→ **Your instructions**
Tally the lines that include "TradingView". Output the number only.

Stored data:
* START *
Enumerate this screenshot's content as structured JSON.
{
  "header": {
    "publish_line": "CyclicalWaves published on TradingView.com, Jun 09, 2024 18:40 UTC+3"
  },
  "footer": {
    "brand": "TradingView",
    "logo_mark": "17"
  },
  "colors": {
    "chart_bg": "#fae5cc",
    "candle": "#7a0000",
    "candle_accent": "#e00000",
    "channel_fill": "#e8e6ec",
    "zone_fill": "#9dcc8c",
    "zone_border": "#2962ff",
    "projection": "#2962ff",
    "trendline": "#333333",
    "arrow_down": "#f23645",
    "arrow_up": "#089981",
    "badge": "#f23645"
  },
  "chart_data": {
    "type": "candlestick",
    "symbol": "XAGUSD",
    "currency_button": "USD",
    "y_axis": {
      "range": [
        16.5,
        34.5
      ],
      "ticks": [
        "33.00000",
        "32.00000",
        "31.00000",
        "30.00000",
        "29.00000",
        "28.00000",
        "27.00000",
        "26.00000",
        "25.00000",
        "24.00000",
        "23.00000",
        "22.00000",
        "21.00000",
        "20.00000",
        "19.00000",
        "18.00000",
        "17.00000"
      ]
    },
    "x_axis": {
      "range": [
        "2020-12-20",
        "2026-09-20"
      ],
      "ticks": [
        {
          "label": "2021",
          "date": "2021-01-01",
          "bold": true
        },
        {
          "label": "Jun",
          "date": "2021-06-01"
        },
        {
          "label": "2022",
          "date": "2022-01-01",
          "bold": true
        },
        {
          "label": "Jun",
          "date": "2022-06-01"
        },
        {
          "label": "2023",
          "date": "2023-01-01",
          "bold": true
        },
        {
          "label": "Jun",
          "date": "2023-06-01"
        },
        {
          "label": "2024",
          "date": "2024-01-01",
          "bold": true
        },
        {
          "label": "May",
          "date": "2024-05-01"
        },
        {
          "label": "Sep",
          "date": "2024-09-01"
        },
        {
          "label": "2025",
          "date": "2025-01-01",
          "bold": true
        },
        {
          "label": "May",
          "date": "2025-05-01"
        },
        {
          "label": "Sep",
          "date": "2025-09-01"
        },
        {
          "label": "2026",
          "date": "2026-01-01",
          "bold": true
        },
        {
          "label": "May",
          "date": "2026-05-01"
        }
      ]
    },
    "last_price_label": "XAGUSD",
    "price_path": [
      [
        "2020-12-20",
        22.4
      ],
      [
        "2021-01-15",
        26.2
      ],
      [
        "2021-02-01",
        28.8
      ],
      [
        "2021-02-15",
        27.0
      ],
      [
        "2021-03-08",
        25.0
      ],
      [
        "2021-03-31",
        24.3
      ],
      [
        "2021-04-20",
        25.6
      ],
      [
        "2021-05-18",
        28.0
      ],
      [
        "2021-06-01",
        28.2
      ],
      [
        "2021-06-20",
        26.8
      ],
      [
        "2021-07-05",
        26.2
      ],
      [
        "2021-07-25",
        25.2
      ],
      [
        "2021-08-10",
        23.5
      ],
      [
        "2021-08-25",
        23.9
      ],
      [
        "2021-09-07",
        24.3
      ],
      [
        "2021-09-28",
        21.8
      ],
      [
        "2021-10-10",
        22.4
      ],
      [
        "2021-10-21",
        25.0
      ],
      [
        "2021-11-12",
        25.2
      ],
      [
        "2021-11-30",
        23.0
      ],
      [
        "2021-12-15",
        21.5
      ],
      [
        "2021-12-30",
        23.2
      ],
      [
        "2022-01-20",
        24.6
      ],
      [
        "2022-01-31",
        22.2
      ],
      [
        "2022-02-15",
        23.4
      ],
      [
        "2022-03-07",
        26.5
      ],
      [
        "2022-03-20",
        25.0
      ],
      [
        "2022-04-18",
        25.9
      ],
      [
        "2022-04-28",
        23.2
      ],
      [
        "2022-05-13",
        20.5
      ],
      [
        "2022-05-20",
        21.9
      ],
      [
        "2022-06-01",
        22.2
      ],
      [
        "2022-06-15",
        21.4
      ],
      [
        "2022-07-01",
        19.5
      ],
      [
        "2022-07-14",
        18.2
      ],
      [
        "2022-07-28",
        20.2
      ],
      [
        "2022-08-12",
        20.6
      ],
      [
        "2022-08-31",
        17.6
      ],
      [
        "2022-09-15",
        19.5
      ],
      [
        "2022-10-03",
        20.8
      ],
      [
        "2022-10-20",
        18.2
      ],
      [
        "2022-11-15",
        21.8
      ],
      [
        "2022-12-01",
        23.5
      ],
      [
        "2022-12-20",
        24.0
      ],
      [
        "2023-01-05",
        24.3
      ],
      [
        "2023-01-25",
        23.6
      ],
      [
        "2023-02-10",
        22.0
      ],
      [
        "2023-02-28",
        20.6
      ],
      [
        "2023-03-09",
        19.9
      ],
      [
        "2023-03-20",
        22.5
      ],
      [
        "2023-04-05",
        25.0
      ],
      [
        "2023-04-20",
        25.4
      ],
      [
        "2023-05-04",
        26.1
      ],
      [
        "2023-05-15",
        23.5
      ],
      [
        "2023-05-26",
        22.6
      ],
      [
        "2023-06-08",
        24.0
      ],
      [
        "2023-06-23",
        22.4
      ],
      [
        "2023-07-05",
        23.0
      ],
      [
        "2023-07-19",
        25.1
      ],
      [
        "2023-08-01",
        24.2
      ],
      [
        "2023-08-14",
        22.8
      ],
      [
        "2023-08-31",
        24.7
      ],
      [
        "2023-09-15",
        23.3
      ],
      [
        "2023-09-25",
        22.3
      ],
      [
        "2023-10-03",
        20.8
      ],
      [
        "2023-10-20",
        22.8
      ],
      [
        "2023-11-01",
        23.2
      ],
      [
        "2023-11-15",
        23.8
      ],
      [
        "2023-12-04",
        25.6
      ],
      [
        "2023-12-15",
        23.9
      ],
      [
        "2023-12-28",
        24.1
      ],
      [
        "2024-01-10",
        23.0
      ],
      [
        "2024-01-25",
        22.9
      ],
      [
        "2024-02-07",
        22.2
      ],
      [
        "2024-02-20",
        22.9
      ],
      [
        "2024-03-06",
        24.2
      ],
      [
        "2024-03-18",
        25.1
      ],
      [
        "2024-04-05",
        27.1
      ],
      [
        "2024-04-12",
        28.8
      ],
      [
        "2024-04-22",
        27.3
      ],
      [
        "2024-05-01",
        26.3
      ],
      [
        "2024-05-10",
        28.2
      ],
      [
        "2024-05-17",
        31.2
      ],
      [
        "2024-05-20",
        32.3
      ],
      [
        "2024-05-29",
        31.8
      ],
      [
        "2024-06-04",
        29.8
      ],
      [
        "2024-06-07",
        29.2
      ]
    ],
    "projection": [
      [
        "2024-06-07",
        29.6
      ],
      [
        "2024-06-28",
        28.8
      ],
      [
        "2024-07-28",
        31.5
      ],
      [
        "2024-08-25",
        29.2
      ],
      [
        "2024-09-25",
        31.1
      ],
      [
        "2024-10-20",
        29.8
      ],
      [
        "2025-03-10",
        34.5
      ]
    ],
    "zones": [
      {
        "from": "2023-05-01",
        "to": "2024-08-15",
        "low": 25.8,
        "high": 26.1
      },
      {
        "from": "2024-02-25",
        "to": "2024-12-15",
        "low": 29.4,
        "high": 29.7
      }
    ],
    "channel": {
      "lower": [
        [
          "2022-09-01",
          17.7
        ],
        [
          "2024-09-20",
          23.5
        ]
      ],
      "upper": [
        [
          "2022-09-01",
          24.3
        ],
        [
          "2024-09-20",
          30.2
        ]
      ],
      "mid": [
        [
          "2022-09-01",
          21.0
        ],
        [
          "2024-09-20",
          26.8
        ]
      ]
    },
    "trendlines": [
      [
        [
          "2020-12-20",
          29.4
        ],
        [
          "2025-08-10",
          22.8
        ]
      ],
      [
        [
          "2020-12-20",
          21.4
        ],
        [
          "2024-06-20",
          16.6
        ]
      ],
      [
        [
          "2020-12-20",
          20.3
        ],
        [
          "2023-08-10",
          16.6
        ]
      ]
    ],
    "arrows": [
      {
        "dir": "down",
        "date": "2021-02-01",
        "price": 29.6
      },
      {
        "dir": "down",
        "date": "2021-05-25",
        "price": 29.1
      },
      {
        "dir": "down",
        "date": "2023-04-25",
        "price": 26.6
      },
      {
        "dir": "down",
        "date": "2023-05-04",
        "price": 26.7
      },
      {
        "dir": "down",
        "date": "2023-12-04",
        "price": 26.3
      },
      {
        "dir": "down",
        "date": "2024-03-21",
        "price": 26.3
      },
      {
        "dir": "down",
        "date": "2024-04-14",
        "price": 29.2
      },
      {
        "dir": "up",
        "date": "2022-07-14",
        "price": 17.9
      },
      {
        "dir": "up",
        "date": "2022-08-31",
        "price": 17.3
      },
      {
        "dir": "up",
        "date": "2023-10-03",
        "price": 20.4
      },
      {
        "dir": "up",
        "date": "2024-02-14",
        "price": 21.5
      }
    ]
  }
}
* END *
→ **Answer for this exercise**
2